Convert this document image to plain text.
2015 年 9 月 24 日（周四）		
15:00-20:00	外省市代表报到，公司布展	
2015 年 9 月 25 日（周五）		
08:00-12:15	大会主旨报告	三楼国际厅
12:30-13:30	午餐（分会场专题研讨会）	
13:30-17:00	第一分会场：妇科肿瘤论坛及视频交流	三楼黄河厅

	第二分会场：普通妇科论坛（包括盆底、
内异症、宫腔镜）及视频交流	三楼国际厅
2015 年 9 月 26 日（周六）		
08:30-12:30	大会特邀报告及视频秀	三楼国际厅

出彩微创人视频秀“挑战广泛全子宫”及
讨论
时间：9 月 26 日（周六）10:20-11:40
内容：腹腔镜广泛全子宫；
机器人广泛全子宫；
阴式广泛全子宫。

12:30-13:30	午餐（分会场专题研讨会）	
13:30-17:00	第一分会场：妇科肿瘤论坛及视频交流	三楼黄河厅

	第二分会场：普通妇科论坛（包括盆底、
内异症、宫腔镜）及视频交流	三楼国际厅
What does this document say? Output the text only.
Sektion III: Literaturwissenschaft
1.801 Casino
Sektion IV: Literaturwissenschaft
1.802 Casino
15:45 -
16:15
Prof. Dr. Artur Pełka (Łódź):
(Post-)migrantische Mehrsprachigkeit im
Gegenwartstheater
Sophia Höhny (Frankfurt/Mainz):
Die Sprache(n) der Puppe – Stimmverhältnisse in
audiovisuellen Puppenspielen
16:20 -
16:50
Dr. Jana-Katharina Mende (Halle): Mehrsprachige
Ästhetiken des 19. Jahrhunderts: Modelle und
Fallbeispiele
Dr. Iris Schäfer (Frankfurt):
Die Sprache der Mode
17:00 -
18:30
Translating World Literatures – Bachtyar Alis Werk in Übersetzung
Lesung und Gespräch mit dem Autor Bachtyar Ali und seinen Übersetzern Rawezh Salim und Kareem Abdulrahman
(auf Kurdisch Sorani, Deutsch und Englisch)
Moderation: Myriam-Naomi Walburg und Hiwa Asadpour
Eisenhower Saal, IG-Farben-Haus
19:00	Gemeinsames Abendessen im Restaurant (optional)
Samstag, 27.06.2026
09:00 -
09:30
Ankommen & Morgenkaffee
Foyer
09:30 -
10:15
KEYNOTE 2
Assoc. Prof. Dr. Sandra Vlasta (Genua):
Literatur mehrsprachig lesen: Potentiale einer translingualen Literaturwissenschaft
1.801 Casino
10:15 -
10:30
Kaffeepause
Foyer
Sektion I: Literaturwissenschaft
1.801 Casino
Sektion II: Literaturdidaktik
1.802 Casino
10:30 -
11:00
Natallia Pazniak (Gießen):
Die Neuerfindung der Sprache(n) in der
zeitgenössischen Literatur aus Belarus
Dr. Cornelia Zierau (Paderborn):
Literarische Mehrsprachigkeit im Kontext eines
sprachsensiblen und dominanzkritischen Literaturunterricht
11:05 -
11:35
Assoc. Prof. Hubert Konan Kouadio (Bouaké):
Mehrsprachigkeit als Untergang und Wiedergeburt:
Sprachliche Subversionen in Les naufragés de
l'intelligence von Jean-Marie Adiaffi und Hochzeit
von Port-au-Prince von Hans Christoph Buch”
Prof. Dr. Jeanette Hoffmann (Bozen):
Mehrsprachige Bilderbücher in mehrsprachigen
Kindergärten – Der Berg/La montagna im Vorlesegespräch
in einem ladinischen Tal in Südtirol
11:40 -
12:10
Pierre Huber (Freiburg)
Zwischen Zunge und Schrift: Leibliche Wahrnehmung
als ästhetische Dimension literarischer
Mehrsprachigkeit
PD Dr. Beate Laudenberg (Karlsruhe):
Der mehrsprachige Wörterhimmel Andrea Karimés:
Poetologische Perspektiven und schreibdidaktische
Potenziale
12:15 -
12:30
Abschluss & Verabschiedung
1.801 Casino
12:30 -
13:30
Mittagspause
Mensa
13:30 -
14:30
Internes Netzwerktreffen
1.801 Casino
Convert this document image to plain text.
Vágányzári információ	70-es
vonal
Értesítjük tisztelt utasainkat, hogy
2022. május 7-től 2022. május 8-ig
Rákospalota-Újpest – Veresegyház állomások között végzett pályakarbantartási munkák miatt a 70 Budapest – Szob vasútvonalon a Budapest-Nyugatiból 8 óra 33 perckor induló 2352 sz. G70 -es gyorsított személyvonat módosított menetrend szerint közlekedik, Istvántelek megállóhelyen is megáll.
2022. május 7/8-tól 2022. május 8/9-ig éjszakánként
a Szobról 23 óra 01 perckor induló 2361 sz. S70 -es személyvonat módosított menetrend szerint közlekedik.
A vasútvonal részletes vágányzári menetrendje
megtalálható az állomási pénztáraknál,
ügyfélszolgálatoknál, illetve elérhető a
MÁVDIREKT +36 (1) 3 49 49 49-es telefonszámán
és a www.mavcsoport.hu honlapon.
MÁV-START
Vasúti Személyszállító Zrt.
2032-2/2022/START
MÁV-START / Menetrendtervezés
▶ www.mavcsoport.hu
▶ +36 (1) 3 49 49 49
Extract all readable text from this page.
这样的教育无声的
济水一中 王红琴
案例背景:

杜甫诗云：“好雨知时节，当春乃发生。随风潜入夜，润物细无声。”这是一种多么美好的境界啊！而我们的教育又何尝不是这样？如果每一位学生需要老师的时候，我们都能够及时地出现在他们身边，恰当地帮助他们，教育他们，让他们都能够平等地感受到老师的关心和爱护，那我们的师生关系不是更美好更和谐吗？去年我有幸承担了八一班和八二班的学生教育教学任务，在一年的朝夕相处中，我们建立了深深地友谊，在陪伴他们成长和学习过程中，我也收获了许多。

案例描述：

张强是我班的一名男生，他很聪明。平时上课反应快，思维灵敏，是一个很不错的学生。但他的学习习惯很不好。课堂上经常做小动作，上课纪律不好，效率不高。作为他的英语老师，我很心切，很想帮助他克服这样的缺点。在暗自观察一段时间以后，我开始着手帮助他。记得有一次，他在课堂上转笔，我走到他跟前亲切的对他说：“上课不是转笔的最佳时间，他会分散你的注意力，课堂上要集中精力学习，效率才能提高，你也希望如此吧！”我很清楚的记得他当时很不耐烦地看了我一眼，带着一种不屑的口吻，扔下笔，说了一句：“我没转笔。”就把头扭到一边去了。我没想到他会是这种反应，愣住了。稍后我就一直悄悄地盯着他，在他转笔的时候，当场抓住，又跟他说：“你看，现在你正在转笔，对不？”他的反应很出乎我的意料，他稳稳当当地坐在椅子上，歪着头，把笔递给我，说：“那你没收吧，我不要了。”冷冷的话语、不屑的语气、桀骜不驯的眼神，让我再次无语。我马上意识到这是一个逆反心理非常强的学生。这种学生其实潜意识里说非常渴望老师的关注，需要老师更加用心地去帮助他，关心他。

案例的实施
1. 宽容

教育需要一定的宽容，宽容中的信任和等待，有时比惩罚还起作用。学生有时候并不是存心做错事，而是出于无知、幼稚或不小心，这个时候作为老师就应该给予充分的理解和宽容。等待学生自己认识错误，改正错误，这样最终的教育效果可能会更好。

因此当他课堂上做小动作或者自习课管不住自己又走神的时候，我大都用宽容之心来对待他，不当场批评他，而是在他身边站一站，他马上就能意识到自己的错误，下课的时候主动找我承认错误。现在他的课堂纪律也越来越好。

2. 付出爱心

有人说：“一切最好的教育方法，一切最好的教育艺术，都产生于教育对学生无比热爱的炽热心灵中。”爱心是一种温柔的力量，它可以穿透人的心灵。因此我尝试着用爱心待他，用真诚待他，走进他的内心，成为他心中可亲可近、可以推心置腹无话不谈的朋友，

..........

Do this - Go through the listing above and restate it word for word.

Finished task -
Convert this document image to plain text.
2015 年 9 月 24 日（周四）		
15:00-20:00	外省市代表报到，公司布展	
2015 年 9 月 25 日（周五）		
08:00-12:15	大会主旨报告	三楼国际厅
12:30-13:30	午餐（分会场专题研讨会）	
13:30-17:00	第一分会场：妇科肿瘤论坛及视频交流	三楼黄河厅

	第二分会场：普通妇科论坛（包括盆底、
内异症、宫腔镜）及视频交流	三楼国际厅
2015 年 9 月 26 日（周六）		
08:30-12:30	大会特邀报告及视频秀	三楼国际厅

出彩微创人视频秀“挑战广泛全子宫”及
讨论
时间：9 月 26 日（周六）10:20-11:40
内容：腹腔镜广泛全子宫；
机器人广泛全子宫；
阴式广泛全子宫。

12:30-13:30	午餐（分会场专题研讨会）	
13:30-17:00	第一分会场：妇科肿瘤论坛及视频交流	三楼黄河厅

	第二分会场：普通妇科论坛（包括盆底、
内异症、宫腔镜）及视频交流	三楼国际厅
What does this document say? Output the text only.
Sektion III: Literaturwissenschaft
1.801 Casino
Sektion IV: Literaturwissenschaft
1.802 Casino
15:45 -
16:15
Prof. Dr. Artur Pełka (Łódź):
(Post-)migrantische Mehrsprachigkeit im
Gegenwartstheater
Sophia Höhny (Frankfurt/Mainz):
Die Sprache(n) der Puppe – Stimmverhältnisse in
audiovisuellen Puppenspielen
16:20 -
16:50
Dr. Jana-Katharina Mende (Halle): Mehrsprachige
Ästhetiken des 19. Jahrhunderts: Modelle und
Fallbeispiele
Dr. Iris Schäfer (Frankfurt):
Die Sprache der Mode
17:00 -
18:30
Translating World Literatures – Bachtyar Alis Werk in Übersetzung
Lesung und Gespräch mit dem Autor Bachtyar Ali und seinen Übersetzern Rawezh Salim und Kareem Abdulrahman
(auf Kurdisch Sorani, Deutsch und Englisch)
Moderation: Myriam-Naomi Walburg und Hiwa Asadpour
Eisenhower Saal, IG-Farben-Haus
19:00	Gemeinsames Abendessen im Restaurant (optional)
Samstag, 27.06.2026
09:00 -
09:30
Ankommen & Morgenkaffee
Foyer
09:30 -
10:15
KEYNOTE 2
Assoc. Prof. Dr. Sandra Vlasta (Genua):
Literatur mehrsprachig lesen: Potentiale einer translingualen Literaturwissenschaft
1.801 Casino
10:15 -
10:30
Kaffeepause
Foyer
Sektion I: Literaturwissenschaft
1.801 Casino
Sektion II: Literaturdidaktik
1.802 Casino
10:30 -
11:00
Natallia Pazniak (Gießen):
Die Neuerfindung der Sprache(n) in der
zeitgenössischen Literatur aus Belarus
Dr. Cornelia Zierau (Paderborn):
Literarische Mehrsprachigkeit im Kontext eines
sprachsensiblen und dominanzkritischen Literaturunterricht
11:05 -
11:35
Assoc. Prof. Hubert Konan Kouadio (Bouaké):
Mehrsprachigkeit als Untergang und Wiedergeburt:
Sprachliche Subversionen in Les naufragés de
l'intelligence von Jean-Marie Adiaffi und Hochzeit
von Port-au-Prince von Hans Christoph Buch”
Prof. Dr. Jeanette Hoffmann (Bozen):
Mehrsprachige Bilderbücher in mehrsprachigen
Kindergärten – Der Berg/La montagna im Vorlesegespräch
in einem ladinischen Tal in Südtirol
11:40 -
12:10
Pierre Huber (Freiburg)
Zwischen Zunge und Schrift: Leibliche Wahrnehmung
als ästhetische Dimension literarischer
Mehrsprachigkeit
PD Dr. Beate Laudenberg (Karlsruhe):
Der mehrsprachige Wörterhimmel Andrea Karimés:
Poetologische Perspektiven und schreibdidaktische
Potenziale
12:15 -
12:30
Abschluss & Verabschiedung
1.801 Casino
12:30 -
13:30
Mittagspause
Mensa
13:30 -
14:30
Internes Netzwerktreffen
1.801 Casino
Convert this document image to plain text.
Vágányzári információ	70-es
vonal
Értesítjük tisztelt utasainkat, hogy
2022. május 7-től 2022. május 8-ig
Rákospalota-Újpest – Veresegyház állomások között végzett pályakarbantartási munkák miatt a 70 Budapest – Szob vasútvonalon a Budapest-Nyugatiból 8 óra 33 perckor induló 2352 sz. G70 -es gyorsított személyvonat módosított menetrend szerint közlekedik, Istvántelek megállóhelyen is megáll.
2022. május 7/8-tól 2022. május 8/9-ig éjszakánként
a Szobról 23 óra 01 perckor induló 2361 sz. S70 -es személyvonat módosított menetrend szerint közlekedik.
A vasútvonal részletes vágányzári menetrendje
megtalálható az állomási pénztáraknál,
ügyfélszolgálatoknál, illetve elérhető a
MÁVDIREKT +36 (1) 3 49 49 49-es telefonszámán
és a www.mavcsoport.hu honlapon.
MÁV-START
Vasúti Személyszállító Zrt.
2032-2/2022/START
MÁV-START / Menetrendtervezés
▶ www.mavcsoport.hu
▶ +36 (1) 3 49 49 49
Extract all readable text from this page.
这样的教育无声的
济水一中 王红琴
案例背景:

杜甫诗云：“好雨知时节，当春乃发生。随风潜入夜，润物细无声。”这是一种多么美好的境界啊！而我们的教育又何尝不是这样？如果每一位学生需要老师的时候，我们都能够及时地出现在他们身边，恰当地帮助他们，教育他们，让他们都能够平等地感受到老师的关心和爱护，那我们的师生关系不是更美好更和谐吗？去年我有幸承担了八一班和八二班的学生教育教学任务，在一年的朝夕相处中，我们建立了深深地友谊，在陪伴他们成长和学习过程中，我也收获了许多。

案例描述：

张强是我班的一名男生，他很聪明。平时上课反应快，思维灵敏，是一个很不错的学生。但他的学习习惯很不好。课堂上经常做小动作，上课纪律不好，效率不高。作为他的英语老师，我很心切，很想帮助他克服这样的缺点。在暗自观察一段时间以后，我开始着手帮助他。记得有一次，他在课堂上转笔，我走到他跟前亲切的对他说：“上课不是转笔的最佳时间，他会分散你的注意力，课堂上要集中精力学习，效率才能提高，你也希望如此吧！”我很清楚的记得他当时很不耐烦地看了我一眼，带着一种不屑的口吻，扔下笔，说了一句：“我没转笔。”就把头扭到一边去了。我没想到他会是这种反应，愣住了。稍后我就一直悄悄地盯着他，在他转笔的时候，当场抓住，又跟他说：“你看，现在你正在转笔，对不？”他的反应很出乎我的意料，他稳稳当当地坐在椅子上，歪着头，把笔递给我，说：“那你没收吧，我不要了。”冷冷的话语、不屑的语气、桀骜不驯的眼神，让我再次无语。我马上意识到这是一个逆反心理非常强的学生。这种学生其实潜意识里说非常渴望老师的关注，需要老师更加用心地去帮助他，关心他。

案例的实施
1. 宽容

教育需要一定的宽容，宽容中的信任和等待，有时比惩罚还起作用。学生有时候并不是存心做错事，而是出于无知、幼稚或不小心，这个时候作为老师就应该给予充分的理解和宽容。等待学生自己认识错误，改正错误，这样最终的教育效果可能会更好。

因此当他课堂上做小动作或者自习课管不住自己又走神的时候，我大都用宽容之心来对待他，不当场批评他，而是在他身边站一站，他马上就能意识到自己的错误，下课的时候主动找我承认错误。现在他的课堂纪律也越来越好。

2. 付出爱心

有人说：“一切最好的教育方法，一切最好的教育艺术，都产生于教育对学生无比热爱的炽热心灵中。”爱心是一种温柔的力量，它可以穿透人的心灵。因此我尝试着用爱心待他，用真诚待他，走进他的内心，成为他心中可亲可近、可以推心置腹无话不谈的朋友，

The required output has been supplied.